Lines containing "εἶχε" are to be counted. Give the number and nothing more.

====== Data for the task

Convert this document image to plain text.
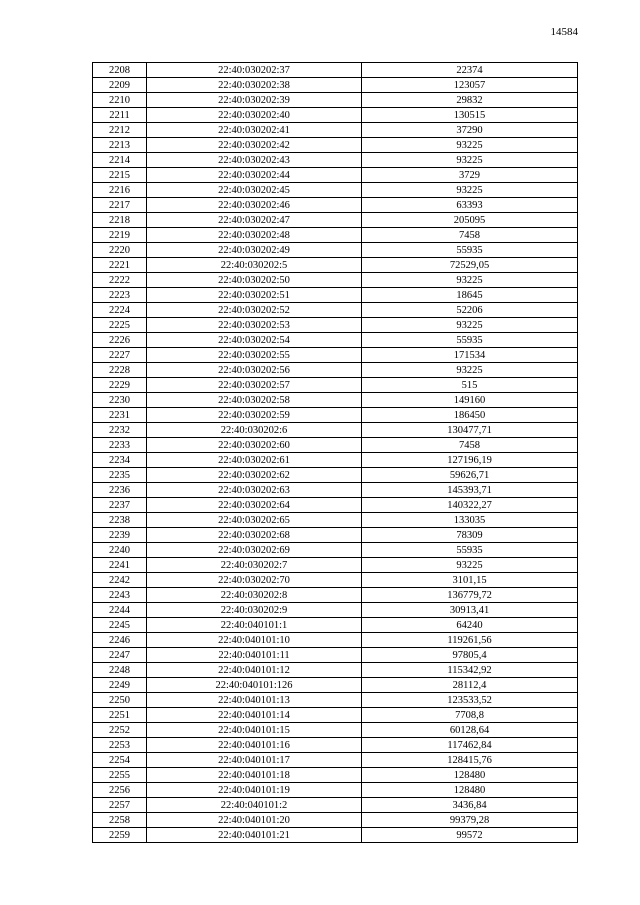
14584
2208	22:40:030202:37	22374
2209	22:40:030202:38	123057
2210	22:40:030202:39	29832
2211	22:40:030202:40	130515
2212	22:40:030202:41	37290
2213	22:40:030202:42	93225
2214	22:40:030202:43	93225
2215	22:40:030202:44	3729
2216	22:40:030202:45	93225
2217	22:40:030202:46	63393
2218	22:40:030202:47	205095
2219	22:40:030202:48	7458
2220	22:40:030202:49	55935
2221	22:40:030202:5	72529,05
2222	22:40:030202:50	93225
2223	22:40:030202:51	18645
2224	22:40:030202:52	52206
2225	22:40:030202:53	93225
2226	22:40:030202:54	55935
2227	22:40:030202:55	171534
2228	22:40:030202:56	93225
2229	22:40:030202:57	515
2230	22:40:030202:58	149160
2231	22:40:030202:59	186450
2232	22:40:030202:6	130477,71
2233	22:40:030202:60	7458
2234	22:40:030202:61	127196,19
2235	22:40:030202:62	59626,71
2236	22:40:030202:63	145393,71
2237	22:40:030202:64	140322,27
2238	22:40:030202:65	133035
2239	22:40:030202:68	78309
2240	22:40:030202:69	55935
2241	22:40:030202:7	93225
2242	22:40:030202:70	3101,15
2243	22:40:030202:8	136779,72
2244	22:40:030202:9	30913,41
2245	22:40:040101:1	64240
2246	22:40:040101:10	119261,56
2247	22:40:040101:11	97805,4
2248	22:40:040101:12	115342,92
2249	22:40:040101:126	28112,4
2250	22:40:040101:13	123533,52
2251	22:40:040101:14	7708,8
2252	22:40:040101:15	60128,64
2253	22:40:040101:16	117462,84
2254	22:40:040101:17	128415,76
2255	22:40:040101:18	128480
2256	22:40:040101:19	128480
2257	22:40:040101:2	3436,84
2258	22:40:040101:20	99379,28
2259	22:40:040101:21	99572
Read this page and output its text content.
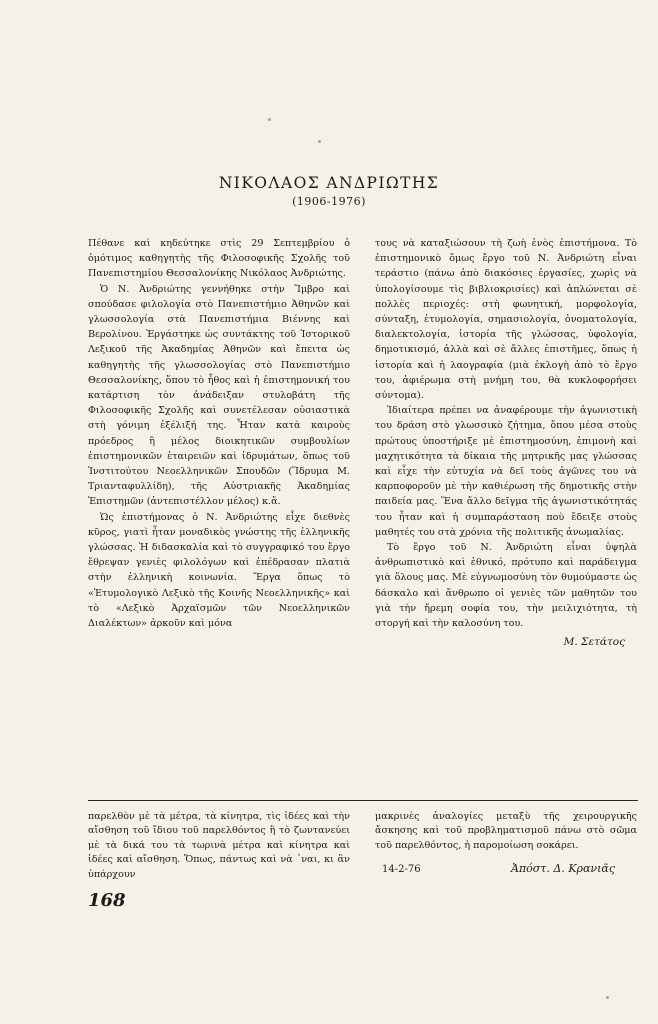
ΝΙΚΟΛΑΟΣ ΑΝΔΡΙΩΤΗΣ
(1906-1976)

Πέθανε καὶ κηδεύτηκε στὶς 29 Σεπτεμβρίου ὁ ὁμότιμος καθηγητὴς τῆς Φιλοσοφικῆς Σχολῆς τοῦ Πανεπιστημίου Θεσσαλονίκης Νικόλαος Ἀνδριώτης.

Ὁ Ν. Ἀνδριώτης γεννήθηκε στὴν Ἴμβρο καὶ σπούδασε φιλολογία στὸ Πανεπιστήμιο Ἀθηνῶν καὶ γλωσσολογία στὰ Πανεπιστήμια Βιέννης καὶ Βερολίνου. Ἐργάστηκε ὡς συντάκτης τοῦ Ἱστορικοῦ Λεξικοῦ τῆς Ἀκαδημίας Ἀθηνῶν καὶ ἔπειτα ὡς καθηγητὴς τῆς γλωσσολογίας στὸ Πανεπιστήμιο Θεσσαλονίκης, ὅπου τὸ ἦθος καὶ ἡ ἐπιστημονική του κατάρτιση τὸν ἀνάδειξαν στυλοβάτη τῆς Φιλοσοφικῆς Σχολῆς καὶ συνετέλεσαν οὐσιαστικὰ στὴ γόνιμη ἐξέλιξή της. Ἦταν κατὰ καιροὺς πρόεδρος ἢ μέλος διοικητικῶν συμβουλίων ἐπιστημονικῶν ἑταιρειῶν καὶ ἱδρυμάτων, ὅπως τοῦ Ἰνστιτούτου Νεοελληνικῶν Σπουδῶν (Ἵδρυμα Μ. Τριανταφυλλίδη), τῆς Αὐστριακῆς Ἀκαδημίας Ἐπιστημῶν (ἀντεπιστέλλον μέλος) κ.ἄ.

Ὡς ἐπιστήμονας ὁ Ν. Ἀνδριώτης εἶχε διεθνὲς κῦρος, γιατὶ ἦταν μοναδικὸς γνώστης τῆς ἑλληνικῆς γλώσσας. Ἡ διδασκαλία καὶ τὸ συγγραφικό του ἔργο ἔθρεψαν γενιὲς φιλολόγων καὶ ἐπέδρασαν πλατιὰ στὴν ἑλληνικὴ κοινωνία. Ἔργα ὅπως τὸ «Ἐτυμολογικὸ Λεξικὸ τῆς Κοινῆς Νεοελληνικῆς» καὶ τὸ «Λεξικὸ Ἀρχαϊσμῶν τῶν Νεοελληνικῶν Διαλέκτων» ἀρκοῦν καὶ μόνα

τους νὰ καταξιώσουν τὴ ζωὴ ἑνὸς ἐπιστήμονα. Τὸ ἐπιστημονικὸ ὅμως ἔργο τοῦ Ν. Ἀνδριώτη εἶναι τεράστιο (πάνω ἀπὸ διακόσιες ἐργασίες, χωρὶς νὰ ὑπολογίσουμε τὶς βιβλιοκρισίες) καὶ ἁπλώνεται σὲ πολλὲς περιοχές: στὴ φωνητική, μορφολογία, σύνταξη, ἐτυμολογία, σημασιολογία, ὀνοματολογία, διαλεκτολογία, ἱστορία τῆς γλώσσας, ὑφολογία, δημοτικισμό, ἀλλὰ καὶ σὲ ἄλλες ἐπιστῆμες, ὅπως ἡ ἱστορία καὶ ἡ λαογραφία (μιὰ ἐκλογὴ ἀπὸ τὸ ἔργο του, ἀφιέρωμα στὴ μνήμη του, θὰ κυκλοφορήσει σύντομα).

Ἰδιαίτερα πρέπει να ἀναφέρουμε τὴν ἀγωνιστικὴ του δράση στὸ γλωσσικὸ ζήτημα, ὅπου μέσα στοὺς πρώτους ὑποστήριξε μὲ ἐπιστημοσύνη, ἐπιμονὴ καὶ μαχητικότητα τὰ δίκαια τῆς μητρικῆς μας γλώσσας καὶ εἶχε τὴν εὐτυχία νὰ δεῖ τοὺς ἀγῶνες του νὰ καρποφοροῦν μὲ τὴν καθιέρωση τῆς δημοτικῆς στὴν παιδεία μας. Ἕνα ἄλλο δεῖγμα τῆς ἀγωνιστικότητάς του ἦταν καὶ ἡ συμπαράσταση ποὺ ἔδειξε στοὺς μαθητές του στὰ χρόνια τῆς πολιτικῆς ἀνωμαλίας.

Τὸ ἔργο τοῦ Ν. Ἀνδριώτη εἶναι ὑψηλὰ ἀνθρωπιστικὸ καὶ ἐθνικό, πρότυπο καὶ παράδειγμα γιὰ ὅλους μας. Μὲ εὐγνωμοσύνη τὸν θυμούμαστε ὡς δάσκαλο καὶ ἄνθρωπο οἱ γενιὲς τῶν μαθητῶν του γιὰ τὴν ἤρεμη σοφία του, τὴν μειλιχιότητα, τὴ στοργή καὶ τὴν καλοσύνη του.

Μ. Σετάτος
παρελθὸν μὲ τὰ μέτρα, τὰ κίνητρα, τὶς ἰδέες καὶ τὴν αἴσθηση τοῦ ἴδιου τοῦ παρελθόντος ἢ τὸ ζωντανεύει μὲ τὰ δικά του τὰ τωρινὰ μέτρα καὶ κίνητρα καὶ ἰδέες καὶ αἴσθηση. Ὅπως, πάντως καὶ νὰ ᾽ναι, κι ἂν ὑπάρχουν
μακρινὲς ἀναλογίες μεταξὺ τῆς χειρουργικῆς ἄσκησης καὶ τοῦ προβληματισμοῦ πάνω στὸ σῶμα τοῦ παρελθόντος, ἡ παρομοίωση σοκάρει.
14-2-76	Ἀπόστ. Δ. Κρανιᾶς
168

============
====== Data for the task

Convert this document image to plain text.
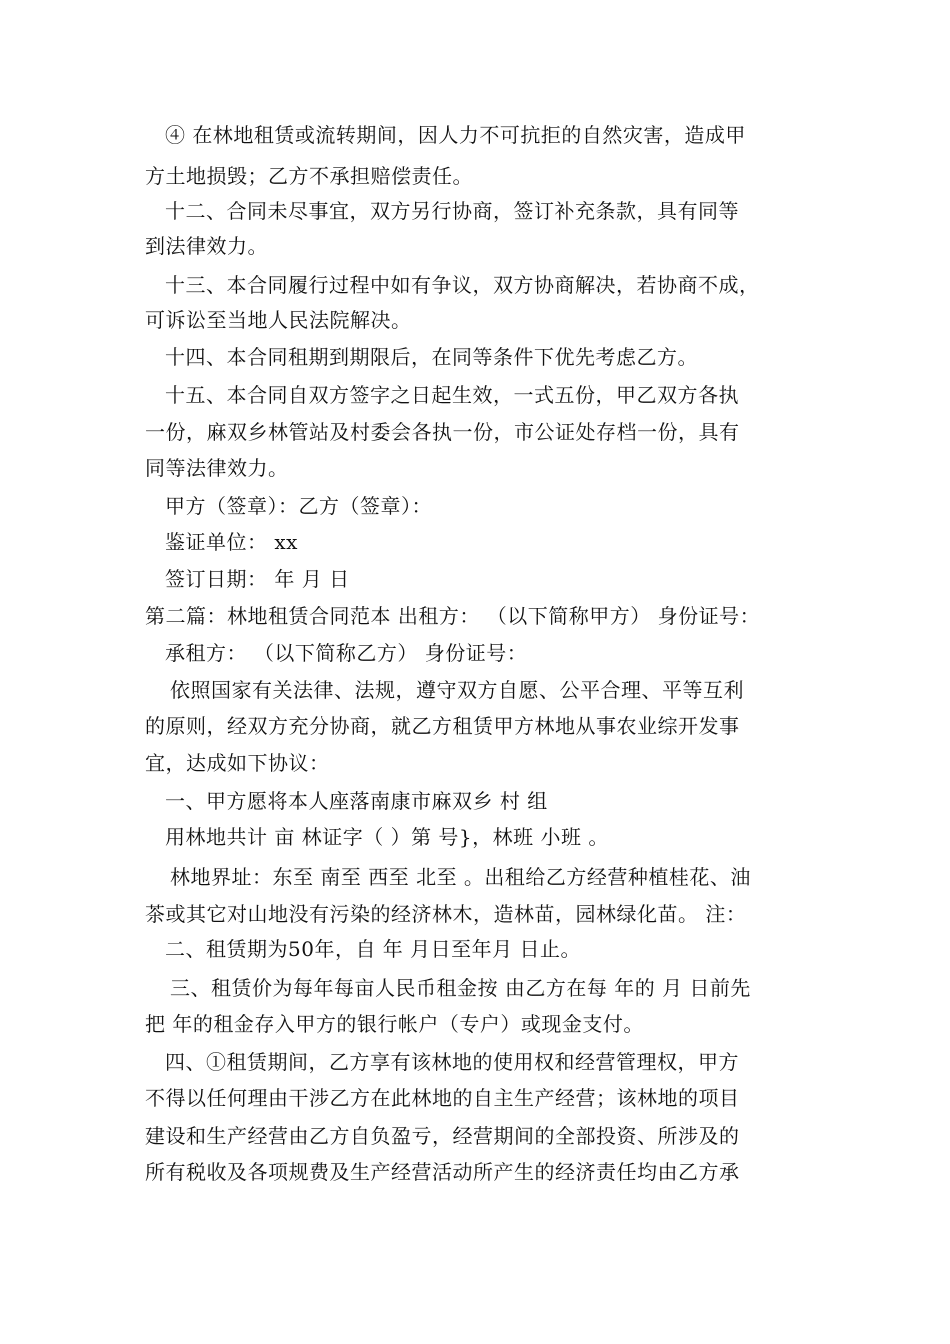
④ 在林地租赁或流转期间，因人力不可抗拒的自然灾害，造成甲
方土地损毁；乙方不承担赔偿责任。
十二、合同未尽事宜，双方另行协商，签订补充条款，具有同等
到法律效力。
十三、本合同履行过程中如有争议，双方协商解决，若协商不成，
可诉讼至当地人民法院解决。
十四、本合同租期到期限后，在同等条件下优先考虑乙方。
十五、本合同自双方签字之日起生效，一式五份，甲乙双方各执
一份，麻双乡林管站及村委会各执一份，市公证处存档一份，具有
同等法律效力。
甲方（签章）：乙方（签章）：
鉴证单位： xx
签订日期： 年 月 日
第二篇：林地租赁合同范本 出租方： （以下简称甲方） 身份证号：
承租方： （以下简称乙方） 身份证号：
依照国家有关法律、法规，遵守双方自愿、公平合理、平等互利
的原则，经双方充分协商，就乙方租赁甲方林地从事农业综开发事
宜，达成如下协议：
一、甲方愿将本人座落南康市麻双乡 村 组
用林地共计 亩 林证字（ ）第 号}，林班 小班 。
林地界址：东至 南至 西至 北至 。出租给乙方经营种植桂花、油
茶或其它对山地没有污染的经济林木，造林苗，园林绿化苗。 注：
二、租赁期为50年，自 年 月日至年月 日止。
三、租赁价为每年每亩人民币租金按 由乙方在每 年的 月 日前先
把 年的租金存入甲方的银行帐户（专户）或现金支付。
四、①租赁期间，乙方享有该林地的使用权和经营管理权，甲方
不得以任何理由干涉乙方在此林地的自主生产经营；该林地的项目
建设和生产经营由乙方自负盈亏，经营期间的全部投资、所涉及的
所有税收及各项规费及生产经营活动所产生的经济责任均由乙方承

============

## [Worked answer]
2